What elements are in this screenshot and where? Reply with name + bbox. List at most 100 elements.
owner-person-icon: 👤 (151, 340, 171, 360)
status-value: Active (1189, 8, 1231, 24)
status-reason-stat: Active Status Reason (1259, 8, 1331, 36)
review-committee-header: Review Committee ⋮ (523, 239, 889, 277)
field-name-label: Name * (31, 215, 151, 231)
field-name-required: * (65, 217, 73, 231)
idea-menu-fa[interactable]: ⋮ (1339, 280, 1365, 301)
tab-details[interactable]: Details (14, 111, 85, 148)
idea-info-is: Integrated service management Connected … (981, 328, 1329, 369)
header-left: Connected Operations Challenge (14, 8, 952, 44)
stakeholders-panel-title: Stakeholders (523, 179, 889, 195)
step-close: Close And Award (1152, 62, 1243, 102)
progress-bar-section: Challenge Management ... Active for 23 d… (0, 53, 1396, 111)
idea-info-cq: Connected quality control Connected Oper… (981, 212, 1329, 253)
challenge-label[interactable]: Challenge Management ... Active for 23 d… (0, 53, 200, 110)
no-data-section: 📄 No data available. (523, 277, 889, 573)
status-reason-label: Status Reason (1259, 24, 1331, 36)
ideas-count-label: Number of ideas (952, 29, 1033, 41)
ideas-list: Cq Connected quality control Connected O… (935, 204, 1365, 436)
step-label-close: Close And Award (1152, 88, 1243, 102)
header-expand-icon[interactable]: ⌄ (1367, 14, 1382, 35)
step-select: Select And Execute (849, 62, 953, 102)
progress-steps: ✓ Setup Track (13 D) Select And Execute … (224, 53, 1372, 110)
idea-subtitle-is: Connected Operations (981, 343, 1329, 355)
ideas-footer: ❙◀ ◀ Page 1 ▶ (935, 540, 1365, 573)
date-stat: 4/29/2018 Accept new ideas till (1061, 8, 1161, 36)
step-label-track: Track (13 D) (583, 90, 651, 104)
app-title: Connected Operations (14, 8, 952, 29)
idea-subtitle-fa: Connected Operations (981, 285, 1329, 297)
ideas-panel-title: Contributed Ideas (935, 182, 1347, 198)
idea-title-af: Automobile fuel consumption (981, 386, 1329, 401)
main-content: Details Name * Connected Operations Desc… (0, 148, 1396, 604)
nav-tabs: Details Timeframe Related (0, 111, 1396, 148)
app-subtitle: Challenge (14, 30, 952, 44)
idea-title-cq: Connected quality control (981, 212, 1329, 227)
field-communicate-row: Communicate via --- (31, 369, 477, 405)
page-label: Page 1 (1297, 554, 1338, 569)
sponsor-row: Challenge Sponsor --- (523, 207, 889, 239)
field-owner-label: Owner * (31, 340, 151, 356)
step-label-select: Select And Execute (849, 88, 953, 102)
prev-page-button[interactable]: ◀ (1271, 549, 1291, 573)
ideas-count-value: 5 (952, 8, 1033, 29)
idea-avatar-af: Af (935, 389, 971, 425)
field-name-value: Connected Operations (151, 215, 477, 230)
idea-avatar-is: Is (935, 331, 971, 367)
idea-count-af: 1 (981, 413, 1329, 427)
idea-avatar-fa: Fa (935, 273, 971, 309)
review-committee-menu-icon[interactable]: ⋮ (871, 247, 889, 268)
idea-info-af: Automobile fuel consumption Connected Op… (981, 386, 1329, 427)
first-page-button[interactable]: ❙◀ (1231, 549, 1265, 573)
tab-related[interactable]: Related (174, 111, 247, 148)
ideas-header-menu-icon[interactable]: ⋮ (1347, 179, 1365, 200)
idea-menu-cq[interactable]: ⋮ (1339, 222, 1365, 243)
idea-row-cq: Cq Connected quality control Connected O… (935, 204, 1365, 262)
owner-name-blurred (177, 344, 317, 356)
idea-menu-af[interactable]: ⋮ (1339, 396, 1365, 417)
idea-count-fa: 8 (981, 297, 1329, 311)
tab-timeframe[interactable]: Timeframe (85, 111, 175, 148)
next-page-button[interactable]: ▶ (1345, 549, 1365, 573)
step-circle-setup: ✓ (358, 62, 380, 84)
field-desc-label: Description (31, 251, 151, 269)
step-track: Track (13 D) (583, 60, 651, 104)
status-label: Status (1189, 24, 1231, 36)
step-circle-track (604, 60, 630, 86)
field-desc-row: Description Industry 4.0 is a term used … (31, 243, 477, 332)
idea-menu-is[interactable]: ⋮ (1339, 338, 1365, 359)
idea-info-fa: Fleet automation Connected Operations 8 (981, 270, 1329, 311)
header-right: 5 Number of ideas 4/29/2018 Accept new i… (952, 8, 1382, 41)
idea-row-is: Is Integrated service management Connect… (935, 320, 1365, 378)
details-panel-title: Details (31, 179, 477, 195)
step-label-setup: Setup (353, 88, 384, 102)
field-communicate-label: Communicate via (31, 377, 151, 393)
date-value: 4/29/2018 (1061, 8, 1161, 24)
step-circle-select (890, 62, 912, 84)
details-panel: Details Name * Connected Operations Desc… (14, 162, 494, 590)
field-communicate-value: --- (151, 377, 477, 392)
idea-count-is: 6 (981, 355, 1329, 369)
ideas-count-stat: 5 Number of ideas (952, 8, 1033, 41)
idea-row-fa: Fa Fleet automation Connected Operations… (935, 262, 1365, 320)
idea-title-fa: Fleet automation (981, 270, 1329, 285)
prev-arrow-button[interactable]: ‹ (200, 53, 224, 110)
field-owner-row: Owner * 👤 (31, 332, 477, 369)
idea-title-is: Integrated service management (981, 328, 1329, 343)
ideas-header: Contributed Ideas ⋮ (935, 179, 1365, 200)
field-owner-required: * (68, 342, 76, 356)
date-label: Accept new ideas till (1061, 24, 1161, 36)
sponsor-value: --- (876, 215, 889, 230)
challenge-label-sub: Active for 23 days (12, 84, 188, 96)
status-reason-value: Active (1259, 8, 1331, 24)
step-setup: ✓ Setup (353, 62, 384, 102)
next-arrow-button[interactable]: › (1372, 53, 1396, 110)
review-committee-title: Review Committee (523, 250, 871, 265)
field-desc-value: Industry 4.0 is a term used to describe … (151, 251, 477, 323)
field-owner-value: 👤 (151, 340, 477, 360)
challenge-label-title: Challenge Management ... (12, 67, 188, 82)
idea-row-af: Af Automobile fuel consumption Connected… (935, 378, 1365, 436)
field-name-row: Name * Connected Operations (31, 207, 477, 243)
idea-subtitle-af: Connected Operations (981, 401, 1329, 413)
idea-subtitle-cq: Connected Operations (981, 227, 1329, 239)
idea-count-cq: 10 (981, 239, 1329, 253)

→ **THE EXERCISE**
Copy all of the records above word for word, keeping every line unchanged and in the same order.

→ **FINISHED ANSWER**
What elements are in this screenshot and where? Reply with name + bbox. List at most 100 elements.
owner-person-icon: 👤 (151, 340, 171, 360)
status-value: Active (1189, 8, 1231, 24)
status-reason-stat: Active Status Reason (1259, 8, 1331, 36)
review-committee-header: Review Committee ⋮ (523, 239, 889, 277)
field-name-label: Name * (31, 215, 151, 231)
field-name-required: * (65, 217, 73, 231)
idea-menu-fa[interactable]: ⋮ (1339, 280, 1365, 301)
tab-details[interactable]: Details (14, 111, 85, 148)
idea-info-is: Integrated service management Connected … (981, 328, 1329, 369)
header-left: Connected Operations Challenge (14, 8, 952, 44)
stakeholders-panel-title: Stakeholders (523, 179, 889, 195)
step-close: Close And Award (1152, 62, 1243, 102)
progress-bar-section: Challenge Management ... Active for 23 d… (0, 53, 1396, 111)
idea-info-cq: Connected quality control Connected Oper… (981, 212, 1329, 253)
challenge-label[interactable]: Challenge Management ... Active for 23 d… (0, 53, 200, 110)
no-data-section: 📄 No data available. (523, 277, 889, 573)
status-reason-label: Status Reason (1259, 24, 1331, 36)
ideas-count-label: Number of ideas (952, 29, 1033, 41)
ideas-list: Cq Connected quality control Connected O… (935, 204, 1365, 436)
step-label-close: Close And Award (1152, 88, 1243, 102)
header-expand-icon[interactable]: ⌄ (1367, 14, 1382, 35)
step-select: Select And Execute (849, 62, 953, 102)
progress-steps: ✓ Setup Track (13 D) Select And Execute … (224, 53, 1372, 110)
idea-subtitle-is: Connected Operations (981, 343, 1329, 355)
ideas-footer: ❙◀ ◀ Page 1 ▶ (935, 540, 1365, 573)
date-stat: 4/29/2018 Accept new ideas till (1061, 8, 1161, 36)
step-label-track: Track (13 D) (583, 90, 651, 104)
app-title: Connected Operations (14, 8, 952, 29)
idea-subtitle-fa: Connected Operations (981, 285, 1329, 297)
ideas-panel-title: Contributed Ideas (935, 182, 1347, 198)
idea-title-af: Automobile fuel consumption (981, 386, 1329, 401)
main-content: Details Name * Connected Operations Desc… (0, 148, 1396, 604)
nav-tabs: Details Timeframe Related (0, 111, 1396, 148)
app-subtitle: Challenge (14, 30, 952, 44)
idea-title-cq: Connected quality control (981, 212, 1329, 227)
field-communicate-row: Communicate via --- (31, 369, 477, 405)
page-label: Page 1 (1297, 554, 1338, 569)
sponsor-row: Challenge Sponsor --- (523, 207, 889, 239)
field-owner-label: Owner * (31, 340, 151, 356)
step-label-select: Select And Execute (849, 88, 953, 102)
prev-page-button[interactable]: ◀ (1271, 549, 1291, 573)
ideas-count-value: 5 (952, 8, 1033, 29)
idea-avatar-af: Af (935, 389, 971, 425)
field-name-value: Connected Operations (151, 215, 477, 230)
idea-avatar-is: Is (935, 331, 971, 367)
idea-count-af: 1 (981, 413, 1329, 427)
idea-avatar-fa: Fa (935, 273, 971, 309)
review-committee-menu-icon[interactable]: ⋮ (871, 247, 889, 268)
idea-info-af: Automobile fuel consumption Connected Op… (981, 386, 1329, 427)
first-page-button[interactable]: ❙◀ (1231, 549, 1265, 573)
tab-related[interactable]: Related (174, 111, 247, 148)
ideas-header-menu-icon[interactable]: ⋮ (1347, 179, 1365, 200)
idea-menu-cq[interactable]: ⋮ (1339, 222, 1365, 243)
idea-row-cq: Cq Connected quality control Connected O… (935, 204, 1365, 262)
owner-name-blurred (177, 344, 317, 356)
idea-menu-af[interactable]: ⋮ (1339, 396, 1365, 417)
idea-count-fa: 8 (981, 297, 1329, 311)
tab-timeframe[interactable]: Timeframe (85, 111, 175, 148)
next-page-button[interactable]: ▶ (1345, 549, 1365, 573)
step-circle-setup: ✓ (358, 62, 380, 84)
field-desc-label: Description (31, 251, 151, 269)
step-track: Track (13 D) (583, 60, 651, 104)
status-label: Status (1189, 24, 1231, 36)
step-circle-track (604, 60, 630, 86)
field-desc-row: Description Industry 4.0 is a term used … (31, 243, 477, 332)
idea-menu-is[interactable]: ⋮ (1339, 338, 1365, 359)
idea-info-fa: Fleet automation Connected Operations 8 (981, 270, 1329, 311)
header-right: 5 Number of ideas 4/29/2018 Accept new i… (952, 8, 1382, 41)
idea-row-is: Is Integrated service management Connect… (935, 320, 1365, 378)
details-panel-title: Details (31, 179, 477, 195)
step-label-setup: Setup (353, 88, 384, 102)
field-communicate-label: Communicate via (31, 377, 151, 393)
date-value: 4/29/2018 (1061, 8, 1161, 24)
step-circle-select (890, 62, 912, 84)
details-panel: Details Name * Connected Operations Desc… (14, 162, 494, 590)
field-communicate-value: --- (151, 377, 477, 392)
idea-count-is: 6 (981, 355, 1329, 369)
ideas-count-stat: 5 Number of ideas (952, 8, 1033, 41)
idea-row-fa: Fa Fleet automation Connected Operations… (935, 262, 1365, 320)
idea-title-fa: Fleet automation (981, 270, 1329, 285)
prev-arrow-button[interactable]: ‹ (200, 53, 224, 110)
field-owner-row: Owner * 👤 (31, 332, 477, 369)
idea-title-is: Integrated service management (981, 328, 1329, 343)
ideas-header: Contributed Ideas ⋮ (935, 179, 1365, 200)
field-owner-required: * (68, 342, 76, 356)
date-label: Accept new ideas till (1061, 24, 1161, 36)
sponsor-value: --- (876, 215, 889, 230)
challenge-label-sub: Active for 23 days (12, 84, 188, 96)
status-reason-value: Active (1259, 8, 1331, 24)
step-setup: ✓ Setup (353, 62, 384, 102)
next-arrow-button[interactable]: › (1372, 53, 1396, 110)
review-committee-title: Review Committee (523, 250, 871, 265)
field-desc-value: Industry 4.0 is a term used to describe … (151, 251, 477, 323)
field-owner-value: 👤 (151, 340, 477, 360)
challenge-label-title: Challenge Management ... (12, 67, 188, 82)
idea-row-af: Af Automobile fuel consumption Connected… (935, 378, 1365, 436)
field-name-row: Name * Connected Operations (31, 207, 477, 243)
idea-subtitle-af: Connected Operations (981, 401, 1329, 413)
idea-subtitle-cq: Connected Operations (981, 227, 1329, 239)
idea-count-cq: 10 (981, 239, 1329, 253)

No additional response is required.